Problem details:
Pull each line holding "highlight" out of the entries below.

——

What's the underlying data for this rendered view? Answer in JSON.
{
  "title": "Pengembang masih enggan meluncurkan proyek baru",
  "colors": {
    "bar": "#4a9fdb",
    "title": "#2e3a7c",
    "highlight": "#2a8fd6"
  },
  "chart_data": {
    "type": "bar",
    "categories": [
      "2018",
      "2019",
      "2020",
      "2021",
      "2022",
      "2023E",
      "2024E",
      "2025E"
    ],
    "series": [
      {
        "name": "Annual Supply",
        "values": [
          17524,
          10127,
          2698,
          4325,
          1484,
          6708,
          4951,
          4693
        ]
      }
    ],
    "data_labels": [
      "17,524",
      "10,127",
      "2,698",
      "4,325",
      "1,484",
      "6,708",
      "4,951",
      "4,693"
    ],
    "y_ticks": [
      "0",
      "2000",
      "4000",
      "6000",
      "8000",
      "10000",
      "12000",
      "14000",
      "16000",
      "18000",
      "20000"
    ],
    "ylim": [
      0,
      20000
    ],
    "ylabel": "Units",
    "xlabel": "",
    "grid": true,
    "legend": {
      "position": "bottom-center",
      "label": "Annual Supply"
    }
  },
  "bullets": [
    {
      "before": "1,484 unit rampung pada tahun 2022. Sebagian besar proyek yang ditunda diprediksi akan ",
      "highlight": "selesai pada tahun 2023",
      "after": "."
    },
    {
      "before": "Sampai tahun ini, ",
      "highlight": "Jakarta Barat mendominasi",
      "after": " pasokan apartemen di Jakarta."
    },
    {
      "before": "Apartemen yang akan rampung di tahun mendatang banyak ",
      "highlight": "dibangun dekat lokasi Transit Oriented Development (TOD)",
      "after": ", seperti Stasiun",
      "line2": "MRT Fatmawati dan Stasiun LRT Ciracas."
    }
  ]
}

——

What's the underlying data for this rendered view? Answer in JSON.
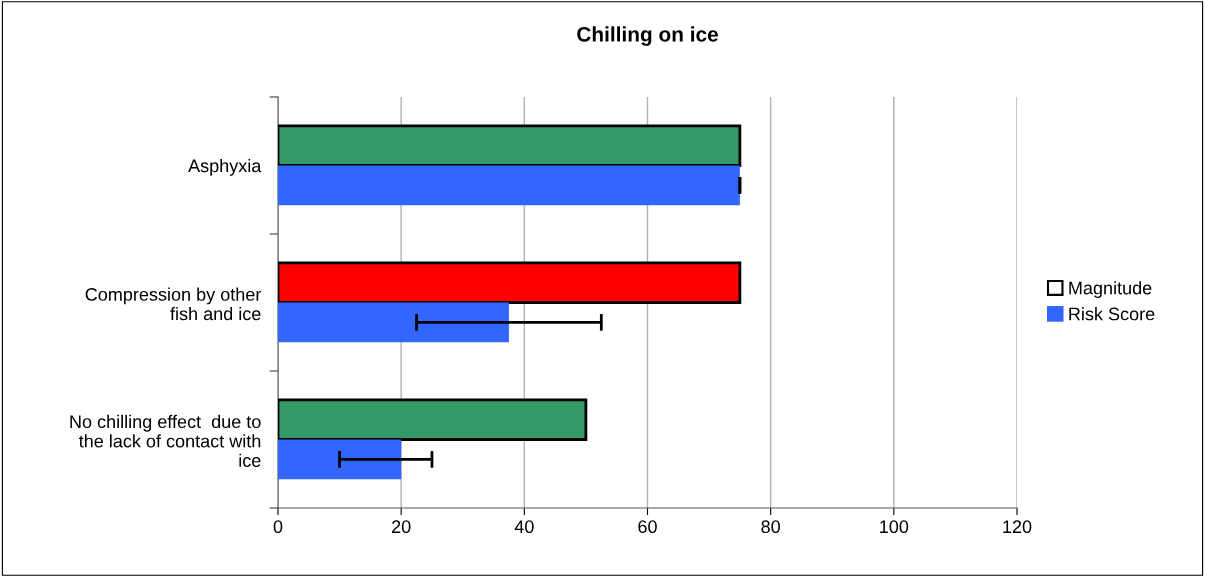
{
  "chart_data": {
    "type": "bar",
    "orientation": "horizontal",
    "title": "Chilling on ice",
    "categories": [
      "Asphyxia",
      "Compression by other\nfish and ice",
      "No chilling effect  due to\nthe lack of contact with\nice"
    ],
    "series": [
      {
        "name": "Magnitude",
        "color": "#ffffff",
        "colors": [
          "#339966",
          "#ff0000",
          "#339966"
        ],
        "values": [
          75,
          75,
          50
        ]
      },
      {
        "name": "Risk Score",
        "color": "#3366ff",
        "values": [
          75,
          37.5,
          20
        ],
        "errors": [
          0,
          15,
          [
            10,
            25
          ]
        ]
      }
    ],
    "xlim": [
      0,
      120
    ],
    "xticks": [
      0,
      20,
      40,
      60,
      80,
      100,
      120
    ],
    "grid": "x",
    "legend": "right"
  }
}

——

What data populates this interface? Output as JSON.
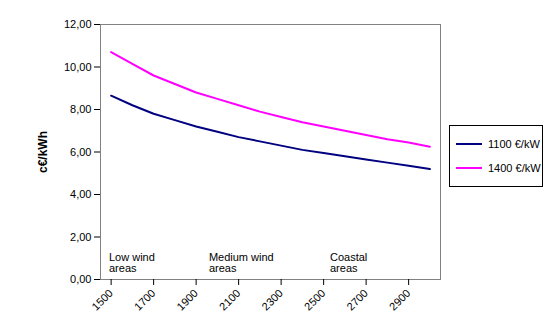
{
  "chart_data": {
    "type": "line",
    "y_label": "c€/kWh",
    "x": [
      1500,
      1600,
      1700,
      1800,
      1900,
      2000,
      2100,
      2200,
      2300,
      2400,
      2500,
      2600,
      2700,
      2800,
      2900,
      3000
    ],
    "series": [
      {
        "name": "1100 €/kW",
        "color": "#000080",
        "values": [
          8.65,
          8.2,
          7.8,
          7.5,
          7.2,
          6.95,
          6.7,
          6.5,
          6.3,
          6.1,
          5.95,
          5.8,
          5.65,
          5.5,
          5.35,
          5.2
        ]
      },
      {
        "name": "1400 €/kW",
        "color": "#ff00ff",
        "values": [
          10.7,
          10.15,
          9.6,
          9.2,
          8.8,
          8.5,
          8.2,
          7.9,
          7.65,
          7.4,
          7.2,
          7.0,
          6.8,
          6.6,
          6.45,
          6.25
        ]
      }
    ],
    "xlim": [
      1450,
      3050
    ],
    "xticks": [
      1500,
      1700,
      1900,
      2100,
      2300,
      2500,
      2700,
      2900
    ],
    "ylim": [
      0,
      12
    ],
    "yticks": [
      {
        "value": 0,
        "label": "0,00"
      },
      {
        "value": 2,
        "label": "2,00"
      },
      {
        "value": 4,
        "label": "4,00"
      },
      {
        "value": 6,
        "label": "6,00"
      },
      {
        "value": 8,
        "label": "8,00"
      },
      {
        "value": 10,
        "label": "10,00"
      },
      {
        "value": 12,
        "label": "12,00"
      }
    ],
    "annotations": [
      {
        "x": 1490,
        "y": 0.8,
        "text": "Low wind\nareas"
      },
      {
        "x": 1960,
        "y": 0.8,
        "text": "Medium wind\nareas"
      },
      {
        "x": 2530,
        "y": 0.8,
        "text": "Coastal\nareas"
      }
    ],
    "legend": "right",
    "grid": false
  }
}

——

Answer in full:
    "highlight": "#2a8fd6"
      "highlight": "selesai pada tahun 2023",
      "highlight": "Jakarta Barat mendominasi",
      "highlight": "dibangun dekat lokasi Transit Oriented Development (TOD)",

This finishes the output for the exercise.